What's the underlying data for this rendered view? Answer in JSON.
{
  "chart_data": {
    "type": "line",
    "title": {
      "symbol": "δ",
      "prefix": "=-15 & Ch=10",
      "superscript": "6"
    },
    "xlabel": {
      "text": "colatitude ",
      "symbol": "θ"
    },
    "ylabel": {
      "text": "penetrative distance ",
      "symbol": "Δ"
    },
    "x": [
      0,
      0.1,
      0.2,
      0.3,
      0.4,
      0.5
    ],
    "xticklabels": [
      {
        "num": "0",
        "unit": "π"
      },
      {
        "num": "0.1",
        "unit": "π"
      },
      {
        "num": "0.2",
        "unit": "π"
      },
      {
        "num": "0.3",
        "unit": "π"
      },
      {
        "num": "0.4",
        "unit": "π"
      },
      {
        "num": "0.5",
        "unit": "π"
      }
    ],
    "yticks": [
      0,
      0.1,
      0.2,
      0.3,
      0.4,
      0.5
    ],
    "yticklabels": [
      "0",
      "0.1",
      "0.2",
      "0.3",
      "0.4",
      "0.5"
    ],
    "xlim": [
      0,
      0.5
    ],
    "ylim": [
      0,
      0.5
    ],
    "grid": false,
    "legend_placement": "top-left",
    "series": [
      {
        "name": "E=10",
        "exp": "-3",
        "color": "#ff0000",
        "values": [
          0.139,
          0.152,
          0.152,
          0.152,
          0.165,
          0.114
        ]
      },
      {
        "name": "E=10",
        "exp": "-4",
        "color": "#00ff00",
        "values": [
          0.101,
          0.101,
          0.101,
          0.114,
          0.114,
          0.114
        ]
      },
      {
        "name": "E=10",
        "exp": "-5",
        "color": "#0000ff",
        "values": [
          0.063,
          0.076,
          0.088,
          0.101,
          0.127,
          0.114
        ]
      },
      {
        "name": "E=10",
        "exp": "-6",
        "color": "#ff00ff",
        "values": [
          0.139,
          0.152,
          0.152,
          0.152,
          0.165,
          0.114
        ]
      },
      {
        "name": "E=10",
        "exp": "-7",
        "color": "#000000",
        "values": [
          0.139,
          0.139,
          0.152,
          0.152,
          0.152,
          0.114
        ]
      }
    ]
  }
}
───
Return all of the data precisely as it appears.

What's the underlying data for this rendered view? Answer in JSON.
{
  "chart_data": {
    "type": "line",
    "title": {
      "symbol": "δ",
      "prefix": "=-15 & Ch=10",
      "superscript": "6"
    },
    "xlabel": {
      "text": "colatitude ",
      "symbol": "θ"
    },
    "ylabel": {
      "text": "penetrative distance ",
      "symbol": "Δ"
    },
    "x": [
      0,
      0.1,
      0.2,
      0.3,
      0.4,
      0.5
    ],
    "xticklabels": [
      {
        "num": "0",
        "unit": "π"
      },
      {
        "num": "0.1",
        "unit": "π"
      },
      {
        "num": "0.2",
        "unit": "π"
      },
      {
        "num": "0.3",
        "unit": "π"
      },
      {
        "num": "0.4",
        "unit": "π"
      },
      {
        "num": "0.5",
        "unit": "π"
      }
    ],
    "yticks": [
      0,
      0.1,
      0.2,
      0.3,
      0.4,
      0.5
    ],
    "yticklabels": [
      "0",
      "0.1",
      "0.2",
      "0.3",
      "0.4",
      "0.5"
    ],
    "xlim": [
      0,
      0.5
    ],
    "ylim": [
      0,
      0.5
    ],
    "grid": false,
    "legend_placement": "top-left",
    "series": [
      {
        "name": "E=10",
        "exp": "-3",
        "color": "#ff0000",
        "values": [
          0.139,
          0.152,
          0.152,
          0.152,
          0.165,
          0.114
        ]
      },
      {
        "name": "E=10",
        "exp": "-4",
        "color": "#00ff00",
        "values": [
          0.101,
          0.101,
          0.101,
          0.114,
          0.114,
          0.114
        ]
      },
      {
        "name": "E=10",
        "exp": "-5",
        "color": "#0000ff",
        "values": [
          0.063,
          0.076,
          0.088,
          0.101,
          0.127,
          0.114
        ]
      },
      {
        "name": "E=10",
        "exp": "-6",
        "color": "#ff00ff",
        "values": [
          0.139,
          0.152,
          0.152,
          0.152,
          0.165,
          0.114
        ]
      },
      {
        "name": "E=10",
        "exp": "-7",
        "color": "#000000",
        "values": [
          0.139,
          0.139,
          0.152,
          0.152,
          0.152,
          0.114
        ]
      }
    ]
  }
}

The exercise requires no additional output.